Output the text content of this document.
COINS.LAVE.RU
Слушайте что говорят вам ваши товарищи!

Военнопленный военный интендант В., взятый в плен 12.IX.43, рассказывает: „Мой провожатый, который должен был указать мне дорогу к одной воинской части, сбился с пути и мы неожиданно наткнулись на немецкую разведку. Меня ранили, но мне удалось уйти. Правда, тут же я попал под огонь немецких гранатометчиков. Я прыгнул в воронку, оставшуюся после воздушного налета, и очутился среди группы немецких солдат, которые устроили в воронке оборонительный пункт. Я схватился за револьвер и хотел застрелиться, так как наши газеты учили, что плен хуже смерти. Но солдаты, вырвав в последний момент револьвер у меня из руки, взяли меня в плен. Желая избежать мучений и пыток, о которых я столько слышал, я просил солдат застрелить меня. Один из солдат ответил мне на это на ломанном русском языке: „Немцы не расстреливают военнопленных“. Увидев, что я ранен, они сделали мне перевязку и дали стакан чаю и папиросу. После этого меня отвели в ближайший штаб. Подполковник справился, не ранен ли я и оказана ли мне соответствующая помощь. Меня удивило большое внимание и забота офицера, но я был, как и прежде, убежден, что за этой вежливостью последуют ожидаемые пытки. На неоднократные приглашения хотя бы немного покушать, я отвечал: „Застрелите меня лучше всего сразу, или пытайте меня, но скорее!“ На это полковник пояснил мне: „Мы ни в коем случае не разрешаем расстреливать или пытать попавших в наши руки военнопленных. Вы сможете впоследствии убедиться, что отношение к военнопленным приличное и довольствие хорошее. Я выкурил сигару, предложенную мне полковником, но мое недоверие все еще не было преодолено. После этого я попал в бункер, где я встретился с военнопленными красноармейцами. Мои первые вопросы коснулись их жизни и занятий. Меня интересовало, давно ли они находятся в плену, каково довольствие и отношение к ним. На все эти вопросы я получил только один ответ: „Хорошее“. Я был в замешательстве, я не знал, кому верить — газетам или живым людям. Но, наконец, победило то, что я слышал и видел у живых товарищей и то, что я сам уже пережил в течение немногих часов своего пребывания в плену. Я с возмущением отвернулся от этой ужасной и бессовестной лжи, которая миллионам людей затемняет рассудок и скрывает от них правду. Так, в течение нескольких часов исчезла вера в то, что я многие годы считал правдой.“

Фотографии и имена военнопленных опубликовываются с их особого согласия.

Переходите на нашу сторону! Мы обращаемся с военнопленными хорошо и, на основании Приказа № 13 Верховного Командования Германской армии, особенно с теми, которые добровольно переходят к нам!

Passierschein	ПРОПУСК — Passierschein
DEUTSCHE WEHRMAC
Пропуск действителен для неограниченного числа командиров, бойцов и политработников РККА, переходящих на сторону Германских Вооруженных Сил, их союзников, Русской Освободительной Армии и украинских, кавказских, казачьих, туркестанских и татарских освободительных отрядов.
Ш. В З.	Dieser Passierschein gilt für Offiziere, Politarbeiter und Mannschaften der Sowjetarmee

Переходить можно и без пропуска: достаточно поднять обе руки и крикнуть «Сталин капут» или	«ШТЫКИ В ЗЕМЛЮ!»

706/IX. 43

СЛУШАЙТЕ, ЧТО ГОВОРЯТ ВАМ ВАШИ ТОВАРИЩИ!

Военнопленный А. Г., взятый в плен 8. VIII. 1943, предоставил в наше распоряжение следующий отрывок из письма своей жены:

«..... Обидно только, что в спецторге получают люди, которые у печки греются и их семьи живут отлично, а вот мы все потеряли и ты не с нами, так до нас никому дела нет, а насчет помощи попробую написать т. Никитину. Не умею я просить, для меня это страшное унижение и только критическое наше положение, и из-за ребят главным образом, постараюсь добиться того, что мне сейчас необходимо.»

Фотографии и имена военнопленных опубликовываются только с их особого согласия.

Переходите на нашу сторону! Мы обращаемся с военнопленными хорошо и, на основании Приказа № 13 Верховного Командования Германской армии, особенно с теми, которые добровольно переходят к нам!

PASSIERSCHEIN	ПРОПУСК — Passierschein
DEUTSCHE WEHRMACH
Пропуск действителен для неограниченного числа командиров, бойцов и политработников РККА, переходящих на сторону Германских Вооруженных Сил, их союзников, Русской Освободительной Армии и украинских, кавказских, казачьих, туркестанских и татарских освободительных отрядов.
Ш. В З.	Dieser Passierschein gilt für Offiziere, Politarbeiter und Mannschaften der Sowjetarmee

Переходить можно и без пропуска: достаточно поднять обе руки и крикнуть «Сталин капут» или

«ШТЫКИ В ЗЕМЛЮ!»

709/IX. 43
::::
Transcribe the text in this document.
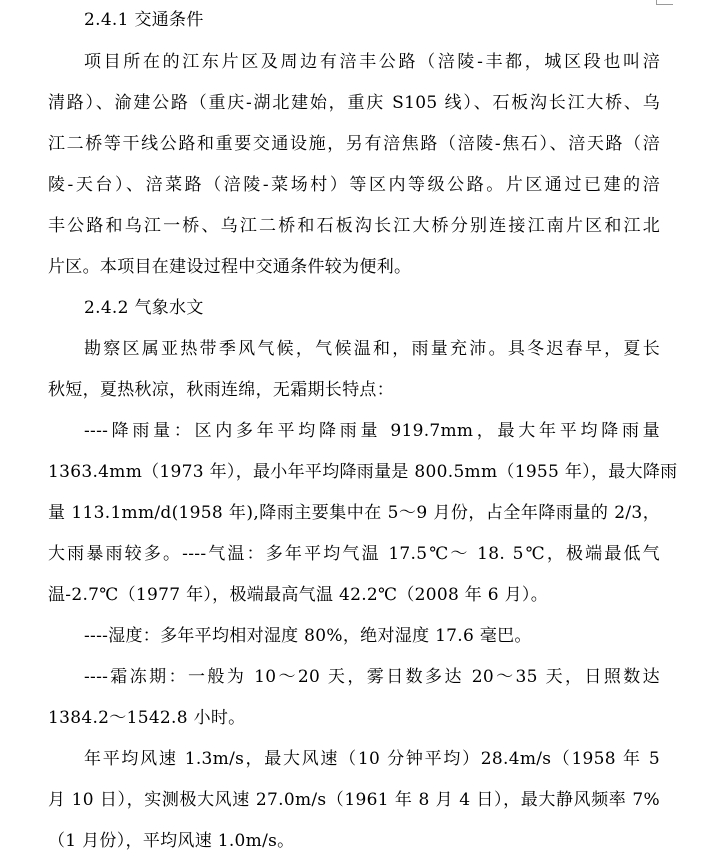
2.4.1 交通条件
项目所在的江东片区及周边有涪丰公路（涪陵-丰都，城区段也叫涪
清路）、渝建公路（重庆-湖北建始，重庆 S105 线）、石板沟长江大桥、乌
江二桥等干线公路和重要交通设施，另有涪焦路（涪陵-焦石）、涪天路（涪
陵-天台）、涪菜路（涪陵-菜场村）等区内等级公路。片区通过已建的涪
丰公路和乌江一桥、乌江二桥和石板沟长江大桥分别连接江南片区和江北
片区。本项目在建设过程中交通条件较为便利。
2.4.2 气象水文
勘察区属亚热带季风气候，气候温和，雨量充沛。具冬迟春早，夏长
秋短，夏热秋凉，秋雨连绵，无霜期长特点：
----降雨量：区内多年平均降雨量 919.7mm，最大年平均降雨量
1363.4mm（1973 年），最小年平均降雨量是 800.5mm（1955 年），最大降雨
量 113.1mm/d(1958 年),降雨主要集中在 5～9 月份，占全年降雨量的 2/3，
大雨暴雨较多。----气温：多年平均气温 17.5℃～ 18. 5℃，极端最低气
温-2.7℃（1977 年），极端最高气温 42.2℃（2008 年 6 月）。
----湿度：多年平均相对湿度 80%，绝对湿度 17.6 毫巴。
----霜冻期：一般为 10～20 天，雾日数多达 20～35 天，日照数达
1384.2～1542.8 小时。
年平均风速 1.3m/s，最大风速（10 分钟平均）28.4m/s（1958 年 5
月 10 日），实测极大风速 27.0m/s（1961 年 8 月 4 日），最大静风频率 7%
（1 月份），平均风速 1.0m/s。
::::
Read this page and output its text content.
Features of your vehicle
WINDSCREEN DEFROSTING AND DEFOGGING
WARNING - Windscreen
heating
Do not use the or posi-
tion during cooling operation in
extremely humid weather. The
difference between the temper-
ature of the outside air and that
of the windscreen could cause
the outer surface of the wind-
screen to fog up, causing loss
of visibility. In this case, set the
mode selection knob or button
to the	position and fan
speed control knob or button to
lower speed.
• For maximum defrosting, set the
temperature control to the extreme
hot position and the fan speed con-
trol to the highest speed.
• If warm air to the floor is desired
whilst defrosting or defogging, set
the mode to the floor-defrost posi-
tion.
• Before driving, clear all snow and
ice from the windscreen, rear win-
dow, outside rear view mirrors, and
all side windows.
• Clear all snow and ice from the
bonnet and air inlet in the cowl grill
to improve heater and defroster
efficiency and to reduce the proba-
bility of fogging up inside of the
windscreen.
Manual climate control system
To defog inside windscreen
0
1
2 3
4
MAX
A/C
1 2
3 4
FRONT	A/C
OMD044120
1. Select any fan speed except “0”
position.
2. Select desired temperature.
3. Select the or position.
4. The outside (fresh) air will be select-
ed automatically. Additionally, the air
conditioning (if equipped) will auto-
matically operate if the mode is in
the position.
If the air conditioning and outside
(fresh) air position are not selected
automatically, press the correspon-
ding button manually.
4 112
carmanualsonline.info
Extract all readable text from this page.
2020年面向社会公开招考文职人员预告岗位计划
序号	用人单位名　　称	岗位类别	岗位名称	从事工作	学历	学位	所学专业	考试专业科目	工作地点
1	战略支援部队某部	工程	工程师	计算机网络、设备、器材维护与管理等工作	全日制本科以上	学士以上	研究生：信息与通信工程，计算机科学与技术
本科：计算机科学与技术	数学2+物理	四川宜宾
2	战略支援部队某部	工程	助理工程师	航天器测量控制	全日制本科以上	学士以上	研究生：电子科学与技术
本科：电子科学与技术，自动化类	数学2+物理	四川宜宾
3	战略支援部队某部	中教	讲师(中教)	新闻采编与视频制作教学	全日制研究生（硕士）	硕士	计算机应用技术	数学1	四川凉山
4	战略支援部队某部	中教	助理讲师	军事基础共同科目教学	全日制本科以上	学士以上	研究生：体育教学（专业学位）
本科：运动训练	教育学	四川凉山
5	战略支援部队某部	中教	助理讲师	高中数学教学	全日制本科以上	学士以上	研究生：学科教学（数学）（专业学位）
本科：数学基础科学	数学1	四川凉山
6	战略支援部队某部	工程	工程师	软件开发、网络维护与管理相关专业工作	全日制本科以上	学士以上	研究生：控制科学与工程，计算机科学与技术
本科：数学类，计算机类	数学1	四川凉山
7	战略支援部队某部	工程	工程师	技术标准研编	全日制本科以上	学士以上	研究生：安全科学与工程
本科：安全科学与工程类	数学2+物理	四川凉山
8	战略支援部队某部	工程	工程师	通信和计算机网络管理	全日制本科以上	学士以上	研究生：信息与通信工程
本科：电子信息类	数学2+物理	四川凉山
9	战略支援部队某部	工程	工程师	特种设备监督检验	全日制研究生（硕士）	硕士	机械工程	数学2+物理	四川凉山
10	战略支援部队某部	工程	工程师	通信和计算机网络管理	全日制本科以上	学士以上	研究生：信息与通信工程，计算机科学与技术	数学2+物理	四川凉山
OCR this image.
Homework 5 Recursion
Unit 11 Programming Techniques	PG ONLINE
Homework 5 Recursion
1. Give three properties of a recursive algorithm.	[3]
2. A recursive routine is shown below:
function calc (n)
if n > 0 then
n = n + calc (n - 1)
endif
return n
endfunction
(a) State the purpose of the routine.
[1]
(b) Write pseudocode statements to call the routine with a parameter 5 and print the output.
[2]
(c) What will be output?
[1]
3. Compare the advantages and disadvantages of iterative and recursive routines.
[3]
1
::::
Instructions to follow. Return each line of the data that contains the string "имена".

Output.
Фотографии и имена военнопленных опубликовываются с их особого согласия.
Фотографии и имена военнопленных опубликовываются только с их особого согласия.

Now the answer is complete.